**Input**
____________________
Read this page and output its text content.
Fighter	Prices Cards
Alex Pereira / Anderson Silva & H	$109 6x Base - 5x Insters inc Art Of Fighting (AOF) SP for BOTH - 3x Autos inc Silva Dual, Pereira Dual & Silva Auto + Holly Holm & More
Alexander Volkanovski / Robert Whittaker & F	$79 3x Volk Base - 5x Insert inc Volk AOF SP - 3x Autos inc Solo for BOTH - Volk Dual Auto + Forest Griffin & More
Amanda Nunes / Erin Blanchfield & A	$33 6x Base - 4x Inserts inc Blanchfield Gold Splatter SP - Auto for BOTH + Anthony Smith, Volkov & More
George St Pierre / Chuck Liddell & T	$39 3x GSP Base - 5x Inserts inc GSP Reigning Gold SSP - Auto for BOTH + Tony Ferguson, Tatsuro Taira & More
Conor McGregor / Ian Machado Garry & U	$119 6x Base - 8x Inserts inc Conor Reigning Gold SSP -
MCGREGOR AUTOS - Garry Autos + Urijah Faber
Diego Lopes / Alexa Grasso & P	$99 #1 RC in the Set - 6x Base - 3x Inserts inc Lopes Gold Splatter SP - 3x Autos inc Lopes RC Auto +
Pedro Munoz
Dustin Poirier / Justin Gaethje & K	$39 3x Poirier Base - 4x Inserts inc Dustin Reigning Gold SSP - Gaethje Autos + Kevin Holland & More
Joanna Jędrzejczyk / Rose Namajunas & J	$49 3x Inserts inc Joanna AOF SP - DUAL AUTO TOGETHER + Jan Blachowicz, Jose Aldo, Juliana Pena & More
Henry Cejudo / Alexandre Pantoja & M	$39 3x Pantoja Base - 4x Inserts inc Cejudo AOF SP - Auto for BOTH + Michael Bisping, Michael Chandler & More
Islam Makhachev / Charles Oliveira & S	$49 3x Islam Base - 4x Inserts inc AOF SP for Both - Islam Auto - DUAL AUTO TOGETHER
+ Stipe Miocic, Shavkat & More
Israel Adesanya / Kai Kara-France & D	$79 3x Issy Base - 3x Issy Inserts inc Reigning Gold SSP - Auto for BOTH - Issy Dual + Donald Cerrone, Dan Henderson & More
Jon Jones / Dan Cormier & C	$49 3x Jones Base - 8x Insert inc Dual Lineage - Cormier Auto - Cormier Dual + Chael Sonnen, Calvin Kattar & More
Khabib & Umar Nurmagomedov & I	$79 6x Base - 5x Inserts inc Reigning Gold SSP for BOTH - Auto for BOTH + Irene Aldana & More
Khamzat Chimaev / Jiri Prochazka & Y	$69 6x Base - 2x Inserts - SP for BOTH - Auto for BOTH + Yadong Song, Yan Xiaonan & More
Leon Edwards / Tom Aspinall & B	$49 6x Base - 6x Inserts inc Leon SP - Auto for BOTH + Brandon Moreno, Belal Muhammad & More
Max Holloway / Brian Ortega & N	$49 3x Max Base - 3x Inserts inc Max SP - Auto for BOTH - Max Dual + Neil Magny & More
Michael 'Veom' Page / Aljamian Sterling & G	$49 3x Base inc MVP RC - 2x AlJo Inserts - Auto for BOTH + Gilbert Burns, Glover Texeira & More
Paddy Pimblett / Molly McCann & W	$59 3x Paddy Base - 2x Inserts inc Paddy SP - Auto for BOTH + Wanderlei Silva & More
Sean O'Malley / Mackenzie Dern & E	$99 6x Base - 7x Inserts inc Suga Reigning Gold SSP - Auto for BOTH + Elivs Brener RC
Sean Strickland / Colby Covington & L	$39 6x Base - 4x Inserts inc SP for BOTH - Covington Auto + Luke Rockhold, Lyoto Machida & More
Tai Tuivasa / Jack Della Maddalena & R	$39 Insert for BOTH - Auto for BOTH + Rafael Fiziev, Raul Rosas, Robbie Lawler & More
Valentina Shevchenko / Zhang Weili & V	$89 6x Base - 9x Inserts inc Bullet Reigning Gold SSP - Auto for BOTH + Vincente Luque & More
____________________
**Written instruction**
Write every record out again, unaltered.

**Result of this exercise**
Read this page and output its text content.
Fighter	Prices Cards
Alex Pereira / Anderson Silva & H	$109 6x Base - 5x Insters inc Art Of Fighting (AOF) SP for BOTH - 3x Autos inc Silva Dual, Pereira Dual & Silva Auto + Holly Holm & More
Alexander Volkanovski / Robert Whittaker & F	$79 3x Volk Base - 5x Insert inc Volk AOF SP - 3x Autos inc Solo for BOTH - Volk Dual Auto + Forest Griffin & More
Amanda Nunes / Erin Blanchfield & A	$33 6x Base - 4x Inserts inc Blanchfield Gold Splatter SP - Auto for BOTH + Anthony Smith, Volkov & More
George St Pierre / Chuck Liddell & T	$39 3x GSP Base - 5x Inserts inc GSP Reigning Gold SSP - Auto for BOTH + Tony Ferguson, Tatsuro Taira & More
Conor McGregor / Ian Machado Garry & U	$119 6x Base - 8x Inserts inc Conor Reigning Gold SSP -
MCGREGOR AUTOS - Garry Autos + Urijah Faber
Diego Lopes / Alexa Grasso & P	$99 #1 RC in the Set - 6x Base - 3x Inserts inc Lopes Gold Splatter SP - 3x Autos inc Lopes RC Auto +
Pedro Munoz
Dustin Poirier / Justin Gaethje & K	$39 3x Poirier Base - 4x Inserts inc Dustin Reigning Gold SSP - Gaethje Autos + Kevin Holland & More
Joanna Jędrzejczyk / Rose Namajunas & J	$49 3x Inserts inc Joanna AOF SP - DUAL AUTO TOGETHER + Jan Blachowicz, Jose Aldo, Juliana Pena & More
Henry Cejudo / Alexandre Pantoja & M	$39 3x Pantoja Base - 4x Inserts inc Cejudo AOF SP - Auto for BOTH + Michael Bisping, Michael Chandler & More
Islam Makhachev / Charles Oliveira & S	$49 3x Islam Base - 4x Inserts inc AOF SP for Both - Islam Auto - DUAL AUTO TOGETHER
+ Stipe Miocic, Shavkat & More
Israel Adesanya / Kai Kara-France & D	$79 3x Issy Base - 3x Issy Inserts inc Reigning Gold SSP - Auto for BOTH - Issy Dual + Donald Cerrone, Dan Henderson & More
Jon Jones / Dan Cormier & C	$49 3x Jones Base - 8x Insert inc Dual Lineage - Cormier Auto - Cormier Dual + Chael Sonnen, Calvin Kattar & More
Khabib & Umar Nurmagomedov & I	$79 6x Base - 5x Inserts inc Reigning Gold SSP for BOTH - Auto for BOTH + Irene Aldana & More
Khamzat Chimaev / Jiri Prochazka & Y	$69 6x Base - 2x Inserts - SP for BOTH - Auto for BOTH + Yadong Song, Yan Xiaonan & More
Leon Edwards / Tom Aspinall & B	$49 6x Base - 6x Inserts inc Leon SP - Auto for BOTH + Brandon Moreno, Belal Muhammad & More
Max Holloway / Brian Ortega & N	$49 3x Max Base - 3x Inserts inc Max SP - Auto for BOTH - Max Dual + Neil Magny & More
Michael 'Veom' Page / Aljamian Sterling & G	$49 3x Base inc MVP RC - 2x AlJo Inserts - Auto for BOTH + Gilbert Burns, Glover Texeira & More
Paddy Pimblett / Molly McCann & W	$59 3x Paddy Base - 2x Inserts inc Paddy SP - Auto for BOTH + Wanderlei Silva & More
Sean O'Malley / Mackenzie Dern & E	$99 6x Base - 7x Inserts inc Suga Reigning Gold SSP - Auto for BOTH + Elivs Brener RC
Sean Strickland / Colby Covington & L	$39 6x Base - 4x Inserts inc SP for BOTH - Covington Auto + Luke Rockhold, Lyoto Machida & More
Tai Tuivasa / Jack Della Maddalena & R	$39 Insert for BOTH - Auto for BOTH + Rafael Fiziev, Raul Rosas, Robbie Lawler & More
Valentina Shevchenko / Zhang Weili & V	$89 6x Base - 9x Inserts inc Bullet Reigning Gold SSP - Auto for BOTH + Vincente Luque & More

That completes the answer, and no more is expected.